**What to do**: Separate out the lines that hold "Padrão".

* Start *

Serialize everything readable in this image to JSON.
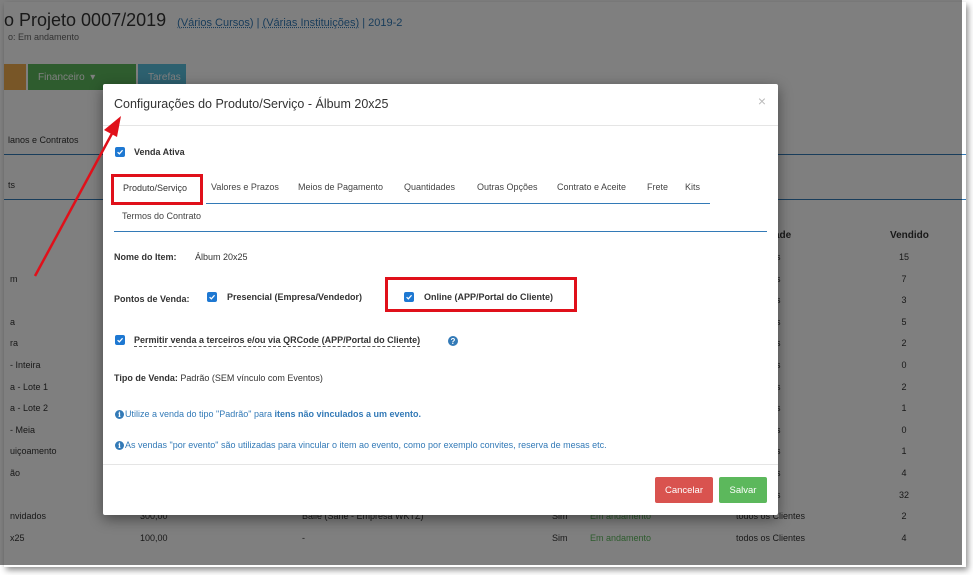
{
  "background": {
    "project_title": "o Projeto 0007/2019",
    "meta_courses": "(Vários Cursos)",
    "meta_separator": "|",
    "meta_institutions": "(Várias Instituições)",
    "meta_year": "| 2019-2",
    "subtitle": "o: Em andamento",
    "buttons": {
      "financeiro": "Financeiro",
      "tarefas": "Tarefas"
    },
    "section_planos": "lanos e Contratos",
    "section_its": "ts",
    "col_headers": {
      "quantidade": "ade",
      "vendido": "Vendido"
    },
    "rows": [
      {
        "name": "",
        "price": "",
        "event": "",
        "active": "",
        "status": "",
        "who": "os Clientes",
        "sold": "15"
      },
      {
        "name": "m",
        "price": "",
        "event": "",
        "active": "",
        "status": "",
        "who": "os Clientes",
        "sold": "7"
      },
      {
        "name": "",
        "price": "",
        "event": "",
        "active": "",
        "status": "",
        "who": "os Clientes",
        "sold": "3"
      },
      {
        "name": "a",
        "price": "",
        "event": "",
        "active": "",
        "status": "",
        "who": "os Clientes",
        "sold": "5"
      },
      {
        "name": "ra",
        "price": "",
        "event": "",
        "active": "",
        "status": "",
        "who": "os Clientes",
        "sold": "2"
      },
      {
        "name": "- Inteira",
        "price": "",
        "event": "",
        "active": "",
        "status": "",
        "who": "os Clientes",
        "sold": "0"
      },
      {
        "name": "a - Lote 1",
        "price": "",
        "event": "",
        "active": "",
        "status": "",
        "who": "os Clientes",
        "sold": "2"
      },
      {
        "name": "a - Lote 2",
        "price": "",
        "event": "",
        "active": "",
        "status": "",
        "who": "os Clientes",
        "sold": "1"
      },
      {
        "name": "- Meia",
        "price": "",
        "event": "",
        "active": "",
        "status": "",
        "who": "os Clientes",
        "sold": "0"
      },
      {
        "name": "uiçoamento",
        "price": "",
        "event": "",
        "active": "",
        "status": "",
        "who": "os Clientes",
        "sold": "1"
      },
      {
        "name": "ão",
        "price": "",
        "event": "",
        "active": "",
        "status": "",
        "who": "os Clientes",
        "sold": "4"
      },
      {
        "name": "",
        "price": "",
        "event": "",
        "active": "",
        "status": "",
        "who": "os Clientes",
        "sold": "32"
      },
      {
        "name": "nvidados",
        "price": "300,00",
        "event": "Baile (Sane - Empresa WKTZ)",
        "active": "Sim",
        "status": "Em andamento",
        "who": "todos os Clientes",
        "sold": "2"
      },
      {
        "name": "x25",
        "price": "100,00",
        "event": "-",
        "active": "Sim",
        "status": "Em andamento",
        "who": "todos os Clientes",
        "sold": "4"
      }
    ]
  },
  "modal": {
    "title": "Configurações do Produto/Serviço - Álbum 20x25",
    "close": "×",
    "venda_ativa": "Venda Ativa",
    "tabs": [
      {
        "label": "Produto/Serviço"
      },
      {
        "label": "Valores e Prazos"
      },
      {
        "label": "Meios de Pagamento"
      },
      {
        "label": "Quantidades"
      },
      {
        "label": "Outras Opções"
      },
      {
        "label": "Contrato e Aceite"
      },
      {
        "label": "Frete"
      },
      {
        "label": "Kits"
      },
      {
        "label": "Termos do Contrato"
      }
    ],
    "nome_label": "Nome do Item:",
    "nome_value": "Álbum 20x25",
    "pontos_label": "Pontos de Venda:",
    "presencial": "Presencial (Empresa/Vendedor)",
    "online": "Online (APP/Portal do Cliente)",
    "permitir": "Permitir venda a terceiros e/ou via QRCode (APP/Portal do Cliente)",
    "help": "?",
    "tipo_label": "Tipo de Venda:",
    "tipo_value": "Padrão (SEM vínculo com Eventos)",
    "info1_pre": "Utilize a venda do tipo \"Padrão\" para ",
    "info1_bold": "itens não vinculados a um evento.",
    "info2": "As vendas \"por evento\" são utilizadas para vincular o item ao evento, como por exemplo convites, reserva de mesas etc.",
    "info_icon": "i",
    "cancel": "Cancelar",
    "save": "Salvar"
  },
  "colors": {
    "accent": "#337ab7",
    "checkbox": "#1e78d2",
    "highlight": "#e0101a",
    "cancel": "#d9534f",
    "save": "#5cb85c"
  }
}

* End *

**Answer to this problem**:
    "tipo_value": "Padrão (SEM vínculo com Eventos)",
    "info1_pre": "Utilize a venda do tipo \"Padrão\" para ",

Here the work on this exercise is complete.